■ **Your objective**
Rewrite the rows starting at the one containing "curve-ab-to-tank <box>116 349 635 393</box>" and ending at the one containing "callout-label-without-reverse: Inlet to", replacing "leader" with "pointer" wherever it occurs and leaving everything else unchanged.
★ ★ ★
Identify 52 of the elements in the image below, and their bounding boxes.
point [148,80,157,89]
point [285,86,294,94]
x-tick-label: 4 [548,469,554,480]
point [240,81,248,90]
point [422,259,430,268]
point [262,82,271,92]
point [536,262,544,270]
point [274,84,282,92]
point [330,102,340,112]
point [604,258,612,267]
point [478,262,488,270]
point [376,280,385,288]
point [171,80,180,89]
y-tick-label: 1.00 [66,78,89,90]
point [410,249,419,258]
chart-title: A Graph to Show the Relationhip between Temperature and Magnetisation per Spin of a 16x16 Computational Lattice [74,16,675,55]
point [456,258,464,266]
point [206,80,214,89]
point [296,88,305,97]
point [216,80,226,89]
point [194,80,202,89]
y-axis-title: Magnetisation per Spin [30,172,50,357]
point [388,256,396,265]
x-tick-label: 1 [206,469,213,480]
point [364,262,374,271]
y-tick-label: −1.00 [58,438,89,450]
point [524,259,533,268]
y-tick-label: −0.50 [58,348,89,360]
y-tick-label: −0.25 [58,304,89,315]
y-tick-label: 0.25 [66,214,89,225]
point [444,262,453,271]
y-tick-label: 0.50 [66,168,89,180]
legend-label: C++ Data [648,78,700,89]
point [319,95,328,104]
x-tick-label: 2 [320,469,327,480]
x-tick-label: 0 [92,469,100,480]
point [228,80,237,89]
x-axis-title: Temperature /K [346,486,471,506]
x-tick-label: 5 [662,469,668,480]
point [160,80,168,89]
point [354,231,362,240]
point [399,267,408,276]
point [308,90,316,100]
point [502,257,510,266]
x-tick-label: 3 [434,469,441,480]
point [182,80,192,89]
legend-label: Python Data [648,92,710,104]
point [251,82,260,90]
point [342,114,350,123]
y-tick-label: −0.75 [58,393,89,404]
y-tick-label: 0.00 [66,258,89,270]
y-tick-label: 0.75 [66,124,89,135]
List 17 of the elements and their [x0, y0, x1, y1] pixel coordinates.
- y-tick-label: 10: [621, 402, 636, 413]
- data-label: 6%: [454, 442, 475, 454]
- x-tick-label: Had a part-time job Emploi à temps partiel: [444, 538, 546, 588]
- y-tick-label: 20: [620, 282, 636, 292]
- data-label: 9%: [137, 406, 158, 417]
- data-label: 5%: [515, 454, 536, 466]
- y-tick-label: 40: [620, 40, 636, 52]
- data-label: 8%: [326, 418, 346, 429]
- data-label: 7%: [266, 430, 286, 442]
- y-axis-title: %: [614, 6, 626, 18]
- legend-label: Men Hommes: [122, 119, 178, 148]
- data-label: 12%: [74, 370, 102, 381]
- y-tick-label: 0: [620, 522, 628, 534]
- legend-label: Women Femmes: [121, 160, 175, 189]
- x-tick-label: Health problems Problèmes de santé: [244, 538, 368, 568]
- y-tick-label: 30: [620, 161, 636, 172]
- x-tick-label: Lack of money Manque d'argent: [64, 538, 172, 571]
★ ★ ★
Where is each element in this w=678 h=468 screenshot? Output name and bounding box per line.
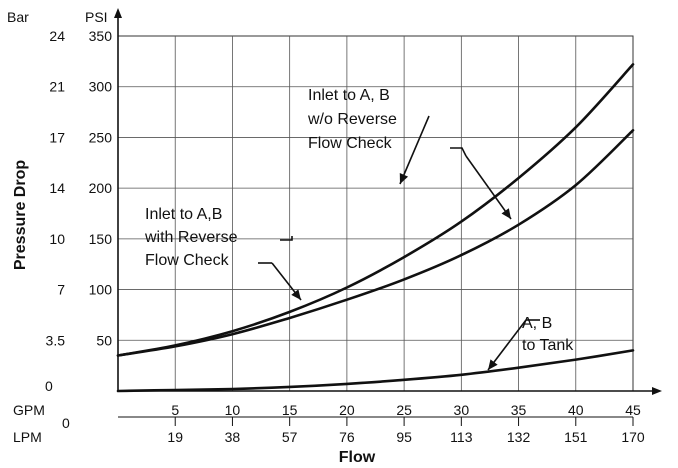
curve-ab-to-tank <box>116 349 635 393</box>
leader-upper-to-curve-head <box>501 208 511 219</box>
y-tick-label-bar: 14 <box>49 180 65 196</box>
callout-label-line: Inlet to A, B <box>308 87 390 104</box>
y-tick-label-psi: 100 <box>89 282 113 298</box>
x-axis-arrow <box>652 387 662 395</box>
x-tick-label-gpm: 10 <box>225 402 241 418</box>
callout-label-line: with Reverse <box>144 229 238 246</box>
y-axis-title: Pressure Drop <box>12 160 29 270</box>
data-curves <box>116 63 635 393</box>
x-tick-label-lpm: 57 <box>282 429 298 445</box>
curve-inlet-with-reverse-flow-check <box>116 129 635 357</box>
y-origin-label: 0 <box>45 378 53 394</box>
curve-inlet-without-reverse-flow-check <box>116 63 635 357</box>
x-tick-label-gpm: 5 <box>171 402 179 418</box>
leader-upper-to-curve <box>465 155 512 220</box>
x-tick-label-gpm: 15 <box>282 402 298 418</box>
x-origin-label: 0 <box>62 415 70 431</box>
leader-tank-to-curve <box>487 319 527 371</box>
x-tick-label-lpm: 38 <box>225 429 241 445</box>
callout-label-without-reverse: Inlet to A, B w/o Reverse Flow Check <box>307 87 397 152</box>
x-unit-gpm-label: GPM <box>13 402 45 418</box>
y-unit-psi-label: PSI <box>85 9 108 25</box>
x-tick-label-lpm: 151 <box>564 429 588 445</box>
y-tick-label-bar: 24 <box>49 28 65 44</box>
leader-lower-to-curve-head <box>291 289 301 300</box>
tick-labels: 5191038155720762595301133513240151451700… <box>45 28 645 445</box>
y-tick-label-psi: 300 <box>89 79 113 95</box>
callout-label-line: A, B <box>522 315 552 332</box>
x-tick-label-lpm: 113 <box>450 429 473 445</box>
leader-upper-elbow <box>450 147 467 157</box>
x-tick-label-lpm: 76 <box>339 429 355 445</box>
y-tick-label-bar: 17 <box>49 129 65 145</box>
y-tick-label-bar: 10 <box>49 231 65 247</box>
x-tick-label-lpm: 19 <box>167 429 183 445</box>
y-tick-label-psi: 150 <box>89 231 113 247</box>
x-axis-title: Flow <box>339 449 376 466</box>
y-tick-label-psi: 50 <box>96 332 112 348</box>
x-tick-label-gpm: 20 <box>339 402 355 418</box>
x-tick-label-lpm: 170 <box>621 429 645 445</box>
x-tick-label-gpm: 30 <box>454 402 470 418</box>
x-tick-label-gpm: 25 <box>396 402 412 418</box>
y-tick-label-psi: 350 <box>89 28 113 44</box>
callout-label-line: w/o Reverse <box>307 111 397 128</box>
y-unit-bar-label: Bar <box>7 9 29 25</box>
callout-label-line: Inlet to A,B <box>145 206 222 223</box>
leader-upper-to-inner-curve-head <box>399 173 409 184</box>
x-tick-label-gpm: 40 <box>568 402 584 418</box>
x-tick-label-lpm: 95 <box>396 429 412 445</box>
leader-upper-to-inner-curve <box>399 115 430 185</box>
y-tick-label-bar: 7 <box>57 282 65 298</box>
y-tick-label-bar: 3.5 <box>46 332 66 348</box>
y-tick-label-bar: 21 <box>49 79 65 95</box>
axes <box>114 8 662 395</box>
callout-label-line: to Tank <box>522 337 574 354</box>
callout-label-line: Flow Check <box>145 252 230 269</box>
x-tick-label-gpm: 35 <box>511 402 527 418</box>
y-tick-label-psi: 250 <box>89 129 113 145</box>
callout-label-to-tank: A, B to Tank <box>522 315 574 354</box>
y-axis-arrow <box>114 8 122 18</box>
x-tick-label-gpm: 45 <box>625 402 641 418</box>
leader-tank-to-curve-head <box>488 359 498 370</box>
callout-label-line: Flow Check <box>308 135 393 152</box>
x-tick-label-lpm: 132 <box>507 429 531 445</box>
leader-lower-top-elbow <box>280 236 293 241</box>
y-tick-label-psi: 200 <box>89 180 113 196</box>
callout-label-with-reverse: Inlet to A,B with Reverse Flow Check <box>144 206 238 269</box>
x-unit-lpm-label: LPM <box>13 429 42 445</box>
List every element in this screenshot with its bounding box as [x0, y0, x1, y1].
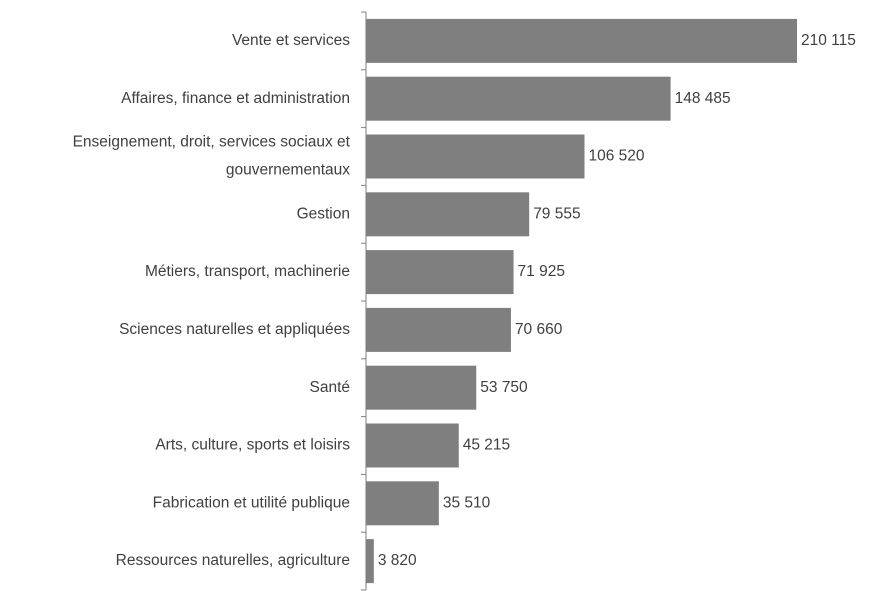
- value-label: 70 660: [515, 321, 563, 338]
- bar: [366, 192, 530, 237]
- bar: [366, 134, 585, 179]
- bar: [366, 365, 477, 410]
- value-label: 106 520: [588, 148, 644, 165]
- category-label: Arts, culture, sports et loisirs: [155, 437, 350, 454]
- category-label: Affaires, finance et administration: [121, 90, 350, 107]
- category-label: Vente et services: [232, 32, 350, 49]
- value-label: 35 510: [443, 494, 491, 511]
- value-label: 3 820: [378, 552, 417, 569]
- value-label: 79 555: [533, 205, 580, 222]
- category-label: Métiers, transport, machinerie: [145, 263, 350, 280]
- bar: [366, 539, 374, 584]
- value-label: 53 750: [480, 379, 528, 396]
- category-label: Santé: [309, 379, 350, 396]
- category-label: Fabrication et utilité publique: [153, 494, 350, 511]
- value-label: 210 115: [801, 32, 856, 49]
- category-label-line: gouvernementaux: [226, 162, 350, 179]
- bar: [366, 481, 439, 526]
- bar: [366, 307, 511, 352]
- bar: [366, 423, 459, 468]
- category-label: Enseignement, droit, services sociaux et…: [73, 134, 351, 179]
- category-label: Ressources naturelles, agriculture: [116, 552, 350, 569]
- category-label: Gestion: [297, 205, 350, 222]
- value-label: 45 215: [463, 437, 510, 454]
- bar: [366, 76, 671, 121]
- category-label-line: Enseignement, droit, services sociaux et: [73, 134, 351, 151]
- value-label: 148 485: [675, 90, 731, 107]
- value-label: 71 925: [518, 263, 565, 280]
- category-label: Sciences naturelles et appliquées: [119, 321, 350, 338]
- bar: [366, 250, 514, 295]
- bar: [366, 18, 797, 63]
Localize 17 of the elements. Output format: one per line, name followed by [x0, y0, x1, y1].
★ ★ ★
■ **Complete answer**
curve-ab-to-tank <box>116 349 635 393</box>
pointer-upper-to-curve-head <box>501 208 511 219</box>
y-tick-label-bar: 14 <box>49 180 65 196</box>
callout-label-line: Inlet to A, B <box>308 87 390 104</box>
y-tick-label-psi: 100 <box>89 282 113 298</box>
x-axis-arrow <box>652 387 662 395</box>
x-tick-label-gpm: 10 <box>225 402 241 418</box>
callout-label-line: with Reverse <box>144 229 238 246</box>
y-axis-title: Pressure Drop <box>12 160 29 270</box>
data-curves <box>116 63 635 393</box>
x-tick-label-lpm: 57 <box>282 429 298 445</box>
curve-inlet-with-reverse-flow-check <box>116 129 635 357</box>
y-origin-label: 0 <box>45 378 53 394</box>
curve-inlet-without-reverse-flow-check <box>116 63 635 357</box>
x-tick-label-gpm: 5 <box>171 402 179 418</box>
pointer-upper-to-curve <box>465 155 512 220</box>
x-tick-label-gpm: 15 <box>282 402 298 418</box>
x-origin-label: 0 <box>62 415 70 431</box>
pointer-tank-to-curve <box>487 319 527 371</box>
x-tick-label-lpm: 38 <box>225 429 241 445</box>
callout-label-without-reverse: Inlet to A, B w/o Reverse Flow Check <box>307 87 397 152</box>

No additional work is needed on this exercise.